- [What you should do]:
Search the material below for the string "Hazel" and list each line that holds it.

- [Dataset content]:

------------------------------

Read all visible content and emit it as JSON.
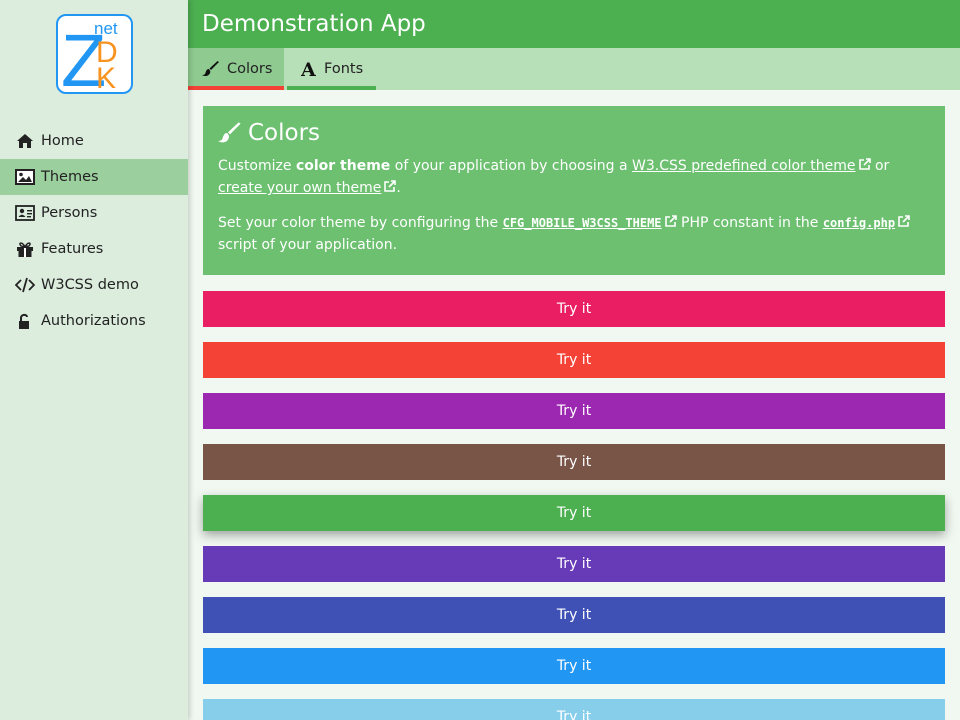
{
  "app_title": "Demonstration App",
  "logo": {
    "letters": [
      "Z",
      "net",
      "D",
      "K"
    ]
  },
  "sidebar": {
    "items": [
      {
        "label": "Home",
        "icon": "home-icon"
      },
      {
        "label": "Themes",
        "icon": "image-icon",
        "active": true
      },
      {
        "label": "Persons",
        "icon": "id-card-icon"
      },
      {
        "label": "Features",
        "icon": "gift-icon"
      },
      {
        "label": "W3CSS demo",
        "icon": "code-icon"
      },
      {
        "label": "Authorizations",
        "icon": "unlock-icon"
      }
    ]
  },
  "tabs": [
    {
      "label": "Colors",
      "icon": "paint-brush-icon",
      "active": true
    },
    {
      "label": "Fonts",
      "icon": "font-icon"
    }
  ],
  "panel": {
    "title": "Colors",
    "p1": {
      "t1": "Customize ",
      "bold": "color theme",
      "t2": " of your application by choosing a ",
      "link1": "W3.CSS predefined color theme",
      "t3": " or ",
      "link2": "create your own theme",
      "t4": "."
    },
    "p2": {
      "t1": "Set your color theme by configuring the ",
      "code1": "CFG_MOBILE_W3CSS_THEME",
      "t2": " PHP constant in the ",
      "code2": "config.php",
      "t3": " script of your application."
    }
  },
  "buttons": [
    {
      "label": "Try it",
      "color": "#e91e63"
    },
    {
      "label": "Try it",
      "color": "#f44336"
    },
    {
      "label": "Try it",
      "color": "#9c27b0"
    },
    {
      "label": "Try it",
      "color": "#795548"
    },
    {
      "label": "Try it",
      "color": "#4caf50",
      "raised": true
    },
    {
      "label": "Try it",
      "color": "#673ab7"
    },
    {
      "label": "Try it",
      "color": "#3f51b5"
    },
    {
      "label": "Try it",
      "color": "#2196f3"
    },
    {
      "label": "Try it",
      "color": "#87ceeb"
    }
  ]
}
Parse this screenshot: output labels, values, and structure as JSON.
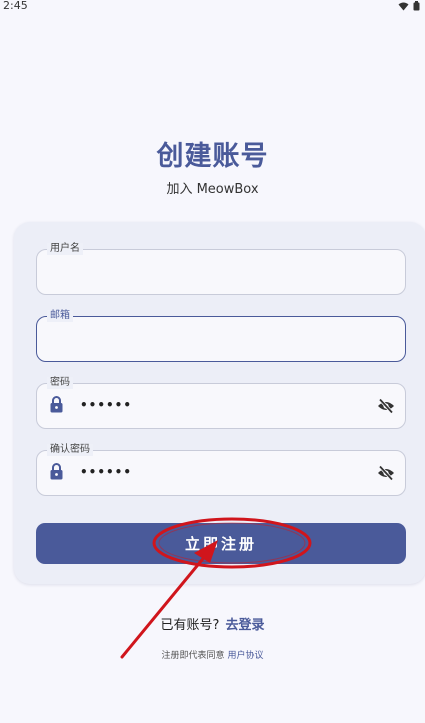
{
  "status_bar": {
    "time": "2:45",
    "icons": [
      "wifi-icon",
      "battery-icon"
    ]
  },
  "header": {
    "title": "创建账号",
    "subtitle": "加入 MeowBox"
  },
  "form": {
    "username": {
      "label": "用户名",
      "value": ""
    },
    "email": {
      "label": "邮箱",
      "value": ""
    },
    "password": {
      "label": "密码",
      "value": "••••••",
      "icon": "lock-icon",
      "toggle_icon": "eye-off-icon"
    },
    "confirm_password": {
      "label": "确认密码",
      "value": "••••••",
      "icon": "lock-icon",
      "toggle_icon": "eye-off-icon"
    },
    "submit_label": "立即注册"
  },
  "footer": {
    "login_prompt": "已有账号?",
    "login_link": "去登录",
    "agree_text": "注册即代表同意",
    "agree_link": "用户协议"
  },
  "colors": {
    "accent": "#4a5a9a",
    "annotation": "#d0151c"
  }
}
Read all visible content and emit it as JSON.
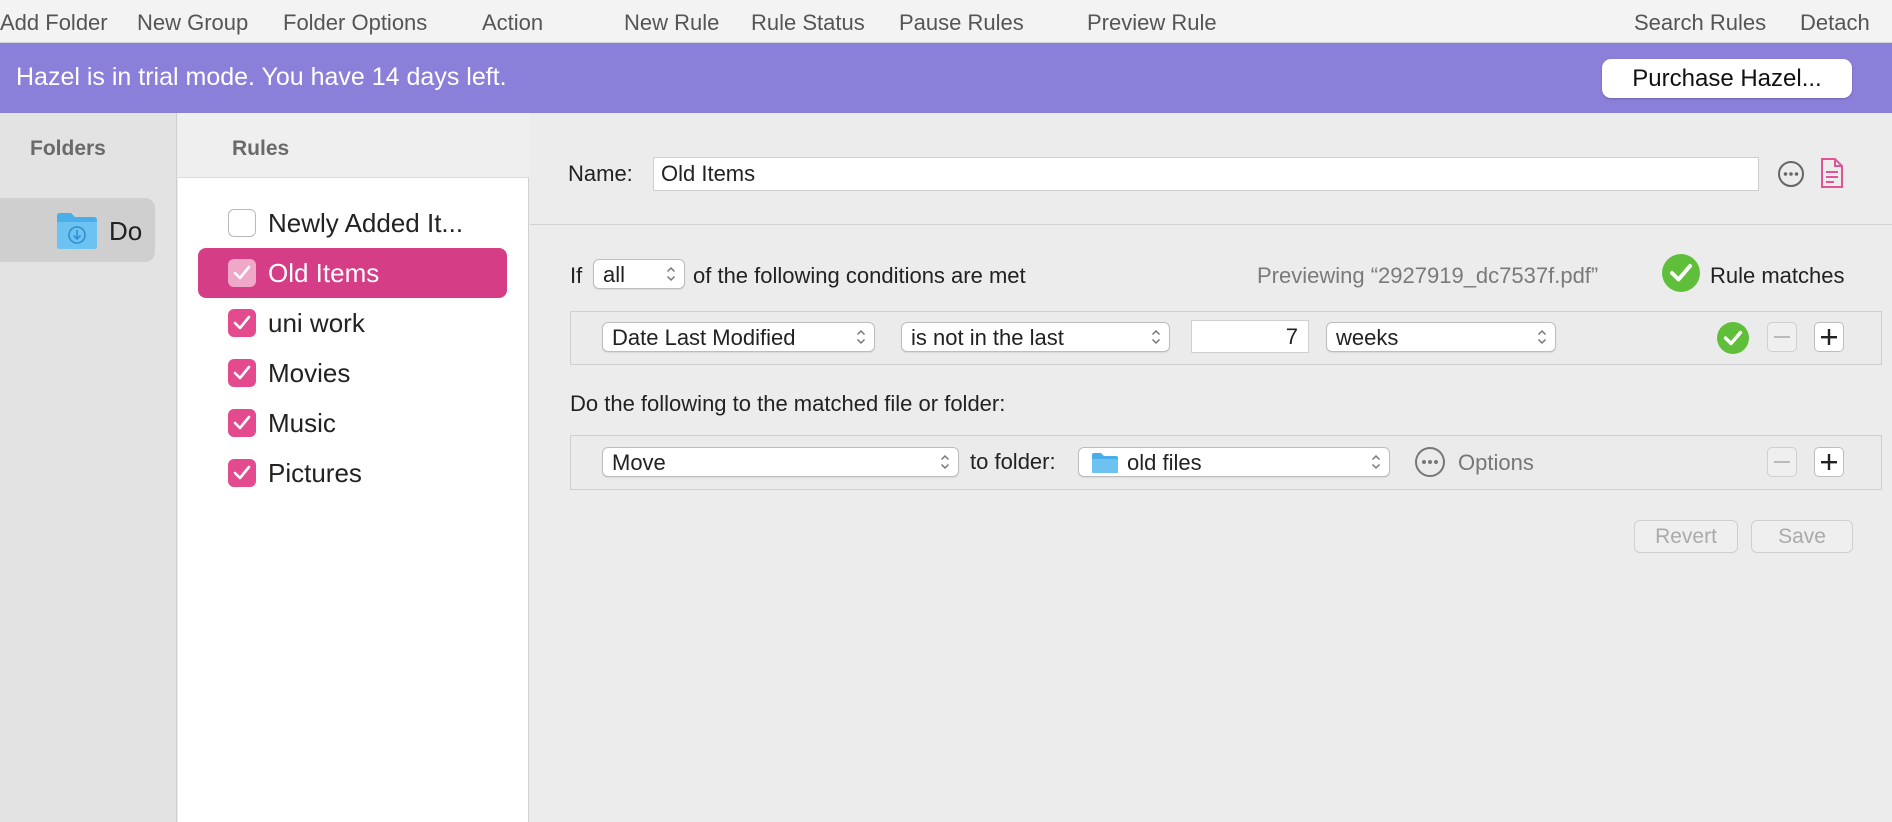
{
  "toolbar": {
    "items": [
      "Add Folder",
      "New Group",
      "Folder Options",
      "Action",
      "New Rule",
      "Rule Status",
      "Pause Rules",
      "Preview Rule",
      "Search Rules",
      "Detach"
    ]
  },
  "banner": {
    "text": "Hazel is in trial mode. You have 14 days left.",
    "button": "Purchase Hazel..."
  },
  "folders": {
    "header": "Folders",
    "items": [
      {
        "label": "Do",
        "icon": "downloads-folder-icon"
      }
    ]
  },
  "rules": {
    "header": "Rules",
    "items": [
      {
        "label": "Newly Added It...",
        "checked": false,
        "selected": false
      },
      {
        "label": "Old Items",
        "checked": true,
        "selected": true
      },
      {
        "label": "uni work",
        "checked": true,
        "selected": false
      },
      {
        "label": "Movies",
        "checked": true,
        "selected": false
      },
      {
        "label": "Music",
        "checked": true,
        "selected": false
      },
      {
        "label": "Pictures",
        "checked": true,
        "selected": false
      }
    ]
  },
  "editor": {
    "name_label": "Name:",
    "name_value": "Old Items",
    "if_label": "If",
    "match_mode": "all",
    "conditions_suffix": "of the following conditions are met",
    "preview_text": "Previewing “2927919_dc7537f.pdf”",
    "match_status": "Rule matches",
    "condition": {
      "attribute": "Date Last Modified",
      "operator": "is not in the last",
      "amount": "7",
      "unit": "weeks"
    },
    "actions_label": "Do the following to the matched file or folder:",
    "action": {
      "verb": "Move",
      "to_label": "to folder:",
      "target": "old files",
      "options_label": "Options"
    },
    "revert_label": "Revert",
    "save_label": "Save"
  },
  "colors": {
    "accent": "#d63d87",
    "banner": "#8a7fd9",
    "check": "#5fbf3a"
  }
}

------------------------------

- [Result of this task]:
    "text": "Hazel is in trial mode. You have 14 days left.",
    "button": "Purchase Hazel..."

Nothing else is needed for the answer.